━━━ SUPPLIED INFORMATION

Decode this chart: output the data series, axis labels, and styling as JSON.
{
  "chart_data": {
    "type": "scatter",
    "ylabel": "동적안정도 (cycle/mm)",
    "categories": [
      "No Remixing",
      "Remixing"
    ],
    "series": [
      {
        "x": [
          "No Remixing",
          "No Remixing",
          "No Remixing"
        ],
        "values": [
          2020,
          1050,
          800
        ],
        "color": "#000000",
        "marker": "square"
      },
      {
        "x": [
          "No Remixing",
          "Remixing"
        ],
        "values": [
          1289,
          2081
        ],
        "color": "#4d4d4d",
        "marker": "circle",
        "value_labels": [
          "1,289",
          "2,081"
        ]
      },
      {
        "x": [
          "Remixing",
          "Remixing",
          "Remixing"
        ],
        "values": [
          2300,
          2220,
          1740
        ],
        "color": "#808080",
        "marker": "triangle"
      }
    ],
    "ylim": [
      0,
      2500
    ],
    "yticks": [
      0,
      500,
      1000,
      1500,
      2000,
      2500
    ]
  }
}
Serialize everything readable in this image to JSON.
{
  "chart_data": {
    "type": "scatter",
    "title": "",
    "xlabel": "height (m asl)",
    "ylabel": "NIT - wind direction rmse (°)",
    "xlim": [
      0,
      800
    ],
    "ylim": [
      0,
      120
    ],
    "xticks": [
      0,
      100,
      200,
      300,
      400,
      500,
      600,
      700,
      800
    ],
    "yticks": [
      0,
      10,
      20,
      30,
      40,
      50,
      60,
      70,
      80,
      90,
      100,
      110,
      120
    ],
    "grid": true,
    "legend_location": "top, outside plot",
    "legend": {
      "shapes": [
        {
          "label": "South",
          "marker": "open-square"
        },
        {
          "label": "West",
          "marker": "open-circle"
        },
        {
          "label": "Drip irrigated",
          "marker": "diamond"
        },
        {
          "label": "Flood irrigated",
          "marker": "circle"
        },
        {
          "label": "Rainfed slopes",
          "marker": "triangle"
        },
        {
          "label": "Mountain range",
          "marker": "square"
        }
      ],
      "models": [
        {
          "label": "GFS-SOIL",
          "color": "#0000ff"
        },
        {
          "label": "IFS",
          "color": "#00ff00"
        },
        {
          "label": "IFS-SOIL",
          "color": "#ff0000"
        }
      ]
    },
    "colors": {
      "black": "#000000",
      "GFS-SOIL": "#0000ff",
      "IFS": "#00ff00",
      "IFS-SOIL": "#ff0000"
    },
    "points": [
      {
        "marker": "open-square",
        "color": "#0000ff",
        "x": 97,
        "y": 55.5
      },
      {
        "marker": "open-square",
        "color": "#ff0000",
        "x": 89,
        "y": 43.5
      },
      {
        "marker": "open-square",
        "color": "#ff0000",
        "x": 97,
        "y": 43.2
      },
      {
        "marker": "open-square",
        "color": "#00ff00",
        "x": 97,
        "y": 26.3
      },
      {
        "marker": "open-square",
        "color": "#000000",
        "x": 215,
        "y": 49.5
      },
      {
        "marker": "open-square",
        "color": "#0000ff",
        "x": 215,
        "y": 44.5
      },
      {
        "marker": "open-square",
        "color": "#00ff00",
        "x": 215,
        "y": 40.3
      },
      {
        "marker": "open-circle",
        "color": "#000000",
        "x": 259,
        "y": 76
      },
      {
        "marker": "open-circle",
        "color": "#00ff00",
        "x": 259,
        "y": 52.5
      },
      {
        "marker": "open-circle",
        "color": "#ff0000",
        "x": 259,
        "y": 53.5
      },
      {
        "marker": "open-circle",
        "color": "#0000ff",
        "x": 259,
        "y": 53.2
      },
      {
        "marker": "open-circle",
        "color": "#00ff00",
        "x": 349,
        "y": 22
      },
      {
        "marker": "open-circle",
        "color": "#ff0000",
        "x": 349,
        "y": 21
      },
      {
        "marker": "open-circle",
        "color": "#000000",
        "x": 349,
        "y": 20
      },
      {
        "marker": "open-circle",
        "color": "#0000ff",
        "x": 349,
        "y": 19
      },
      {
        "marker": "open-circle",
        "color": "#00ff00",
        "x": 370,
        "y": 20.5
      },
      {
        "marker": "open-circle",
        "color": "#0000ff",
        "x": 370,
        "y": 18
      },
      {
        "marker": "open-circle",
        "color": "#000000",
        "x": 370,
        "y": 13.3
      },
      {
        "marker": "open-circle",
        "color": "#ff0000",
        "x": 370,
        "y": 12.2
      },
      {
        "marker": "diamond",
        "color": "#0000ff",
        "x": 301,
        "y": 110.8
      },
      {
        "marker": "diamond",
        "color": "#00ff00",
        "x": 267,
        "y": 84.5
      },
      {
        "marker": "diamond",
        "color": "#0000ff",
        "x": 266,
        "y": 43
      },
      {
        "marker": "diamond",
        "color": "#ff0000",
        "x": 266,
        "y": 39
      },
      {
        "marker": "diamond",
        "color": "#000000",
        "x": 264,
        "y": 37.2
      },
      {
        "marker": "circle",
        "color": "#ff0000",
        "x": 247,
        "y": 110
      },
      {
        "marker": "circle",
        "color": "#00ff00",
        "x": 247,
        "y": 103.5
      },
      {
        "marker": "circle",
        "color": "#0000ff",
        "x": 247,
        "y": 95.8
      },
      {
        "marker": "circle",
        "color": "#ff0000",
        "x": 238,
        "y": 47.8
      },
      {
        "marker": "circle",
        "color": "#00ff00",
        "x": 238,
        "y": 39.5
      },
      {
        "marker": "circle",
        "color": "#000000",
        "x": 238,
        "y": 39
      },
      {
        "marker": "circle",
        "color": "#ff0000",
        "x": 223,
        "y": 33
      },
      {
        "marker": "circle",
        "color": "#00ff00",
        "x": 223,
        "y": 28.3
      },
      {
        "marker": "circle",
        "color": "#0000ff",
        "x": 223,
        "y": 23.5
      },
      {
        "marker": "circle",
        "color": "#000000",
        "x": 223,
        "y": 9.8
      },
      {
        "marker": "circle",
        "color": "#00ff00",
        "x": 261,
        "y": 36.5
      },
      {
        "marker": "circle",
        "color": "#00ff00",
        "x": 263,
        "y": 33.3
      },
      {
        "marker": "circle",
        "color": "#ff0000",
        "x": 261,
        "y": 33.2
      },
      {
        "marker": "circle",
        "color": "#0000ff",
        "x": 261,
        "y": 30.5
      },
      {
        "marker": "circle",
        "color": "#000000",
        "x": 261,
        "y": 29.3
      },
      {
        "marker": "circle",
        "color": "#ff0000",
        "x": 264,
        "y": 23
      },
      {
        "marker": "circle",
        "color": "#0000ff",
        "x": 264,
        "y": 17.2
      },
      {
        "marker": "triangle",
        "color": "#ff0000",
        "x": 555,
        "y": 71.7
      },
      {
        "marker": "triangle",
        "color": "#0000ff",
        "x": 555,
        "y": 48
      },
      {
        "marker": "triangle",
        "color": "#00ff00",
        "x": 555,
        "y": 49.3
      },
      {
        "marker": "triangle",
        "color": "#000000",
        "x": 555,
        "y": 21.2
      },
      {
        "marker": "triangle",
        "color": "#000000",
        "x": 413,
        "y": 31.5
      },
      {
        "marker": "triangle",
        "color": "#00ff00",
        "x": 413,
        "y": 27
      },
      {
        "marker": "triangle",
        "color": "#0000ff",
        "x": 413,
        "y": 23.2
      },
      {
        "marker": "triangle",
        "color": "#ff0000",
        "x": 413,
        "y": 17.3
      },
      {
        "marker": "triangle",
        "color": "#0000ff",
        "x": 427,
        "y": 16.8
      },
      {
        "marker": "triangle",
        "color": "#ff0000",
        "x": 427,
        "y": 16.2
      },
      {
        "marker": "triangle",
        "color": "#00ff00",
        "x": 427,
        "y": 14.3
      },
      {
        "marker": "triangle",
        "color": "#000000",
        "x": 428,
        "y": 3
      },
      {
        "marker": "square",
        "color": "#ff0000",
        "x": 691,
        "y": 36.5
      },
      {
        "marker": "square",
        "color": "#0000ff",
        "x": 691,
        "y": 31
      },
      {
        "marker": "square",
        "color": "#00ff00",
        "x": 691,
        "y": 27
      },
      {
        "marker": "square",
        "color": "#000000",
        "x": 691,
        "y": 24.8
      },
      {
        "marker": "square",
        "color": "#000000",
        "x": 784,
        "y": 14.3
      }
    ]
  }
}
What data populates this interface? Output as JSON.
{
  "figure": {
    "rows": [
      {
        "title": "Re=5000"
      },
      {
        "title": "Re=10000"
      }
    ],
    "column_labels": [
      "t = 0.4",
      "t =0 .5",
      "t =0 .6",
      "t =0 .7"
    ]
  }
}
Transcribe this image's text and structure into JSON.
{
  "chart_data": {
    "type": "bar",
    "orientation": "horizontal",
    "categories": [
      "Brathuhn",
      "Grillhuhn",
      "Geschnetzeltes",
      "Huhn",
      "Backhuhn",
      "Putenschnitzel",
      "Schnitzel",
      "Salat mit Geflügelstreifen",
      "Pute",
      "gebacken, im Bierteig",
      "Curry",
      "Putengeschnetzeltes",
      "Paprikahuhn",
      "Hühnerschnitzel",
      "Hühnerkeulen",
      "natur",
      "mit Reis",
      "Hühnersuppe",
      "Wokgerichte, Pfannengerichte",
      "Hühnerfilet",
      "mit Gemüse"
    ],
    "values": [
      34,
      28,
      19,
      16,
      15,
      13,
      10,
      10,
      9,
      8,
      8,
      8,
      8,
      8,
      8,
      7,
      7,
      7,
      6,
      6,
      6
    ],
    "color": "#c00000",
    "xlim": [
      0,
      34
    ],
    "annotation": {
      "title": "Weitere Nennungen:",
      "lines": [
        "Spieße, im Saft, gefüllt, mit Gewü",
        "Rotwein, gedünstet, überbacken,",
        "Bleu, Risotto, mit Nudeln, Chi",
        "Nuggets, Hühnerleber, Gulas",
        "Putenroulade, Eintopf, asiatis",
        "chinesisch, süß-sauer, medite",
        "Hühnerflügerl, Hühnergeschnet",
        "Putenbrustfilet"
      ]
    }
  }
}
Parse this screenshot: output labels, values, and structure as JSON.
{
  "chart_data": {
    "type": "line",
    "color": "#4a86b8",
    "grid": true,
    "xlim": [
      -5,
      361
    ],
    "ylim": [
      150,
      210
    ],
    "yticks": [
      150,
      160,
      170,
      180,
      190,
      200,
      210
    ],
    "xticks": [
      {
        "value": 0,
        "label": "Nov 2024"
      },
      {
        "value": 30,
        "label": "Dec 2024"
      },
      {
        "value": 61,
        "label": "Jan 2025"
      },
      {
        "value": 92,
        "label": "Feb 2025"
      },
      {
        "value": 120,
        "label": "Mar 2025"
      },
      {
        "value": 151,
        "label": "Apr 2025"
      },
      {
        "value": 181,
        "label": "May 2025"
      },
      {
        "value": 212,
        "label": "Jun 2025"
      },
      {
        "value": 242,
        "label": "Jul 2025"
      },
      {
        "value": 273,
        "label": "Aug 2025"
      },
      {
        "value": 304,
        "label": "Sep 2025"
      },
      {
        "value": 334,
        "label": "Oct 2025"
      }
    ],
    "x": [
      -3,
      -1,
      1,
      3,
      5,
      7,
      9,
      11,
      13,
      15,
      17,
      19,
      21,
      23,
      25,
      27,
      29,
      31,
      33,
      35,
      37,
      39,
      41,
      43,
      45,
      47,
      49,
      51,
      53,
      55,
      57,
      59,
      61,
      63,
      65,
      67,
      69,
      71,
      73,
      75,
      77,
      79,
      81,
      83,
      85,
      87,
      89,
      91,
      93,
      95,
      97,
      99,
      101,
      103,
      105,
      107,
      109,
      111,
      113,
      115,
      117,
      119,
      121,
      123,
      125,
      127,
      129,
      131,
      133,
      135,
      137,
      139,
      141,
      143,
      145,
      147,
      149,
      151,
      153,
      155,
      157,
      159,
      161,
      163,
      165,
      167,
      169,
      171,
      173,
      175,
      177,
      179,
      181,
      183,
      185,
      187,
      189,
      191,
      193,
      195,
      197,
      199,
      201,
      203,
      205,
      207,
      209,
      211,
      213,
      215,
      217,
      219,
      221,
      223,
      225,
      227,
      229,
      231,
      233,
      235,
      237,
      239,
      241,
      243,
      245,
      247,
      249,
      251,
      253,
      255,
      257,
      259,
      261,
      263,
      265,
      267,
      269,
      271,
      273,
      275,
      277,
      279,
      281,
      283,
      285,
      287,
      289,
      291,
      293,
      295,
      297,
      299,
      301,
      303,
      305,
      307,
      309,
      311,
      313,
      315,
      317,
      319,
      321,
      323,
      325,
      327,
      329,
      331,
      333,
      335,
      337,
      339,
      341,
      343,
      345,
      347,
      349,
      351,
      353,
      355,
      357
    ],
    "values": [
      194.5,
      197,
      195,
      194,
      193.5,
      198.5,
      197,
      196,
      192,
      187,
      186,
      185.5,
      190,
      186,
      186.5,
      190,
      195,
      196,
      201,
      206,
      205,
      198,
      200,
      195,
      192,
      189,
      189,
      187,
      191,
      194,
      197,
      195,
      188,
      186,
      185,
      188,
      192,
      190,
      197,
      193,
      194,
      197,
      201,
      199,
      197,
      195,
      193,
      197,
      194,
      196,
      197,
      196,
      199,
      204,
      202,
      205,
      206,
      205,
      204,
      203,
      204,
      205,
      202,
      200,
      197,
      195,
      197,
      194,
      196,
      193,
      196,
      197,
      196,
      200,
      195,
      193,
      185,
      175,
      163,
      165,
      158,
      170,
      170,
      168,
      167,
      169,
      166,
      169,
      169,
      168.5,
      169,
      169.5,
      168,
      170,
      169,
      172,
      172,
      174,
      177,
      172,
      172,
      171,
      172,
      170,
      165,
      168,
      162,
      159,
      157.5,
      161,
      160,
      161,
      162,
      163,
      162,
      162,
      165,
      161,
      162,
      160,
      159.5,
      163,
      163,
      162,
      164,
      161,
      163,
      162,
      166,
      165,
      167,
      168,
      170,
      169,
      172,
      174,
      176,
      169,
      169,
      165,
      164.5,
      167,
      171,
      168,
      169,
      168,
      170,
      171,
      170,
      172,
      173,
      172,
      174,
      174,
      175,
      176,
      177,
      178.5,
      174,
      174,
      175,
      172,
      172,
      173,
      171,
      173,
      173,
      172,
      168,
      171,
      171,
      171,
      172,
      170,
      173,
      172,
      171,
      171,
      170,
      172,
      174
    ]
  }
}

━━━━━━

◆ WHAT IS EXPECTED: From the entries above, extract every line where the word "type" appears.

◆ RESULT FOR THIS EXERCISE:
    "type": "scatter",
    "type": "scatter",
    "type": "bar",
    "type": "line",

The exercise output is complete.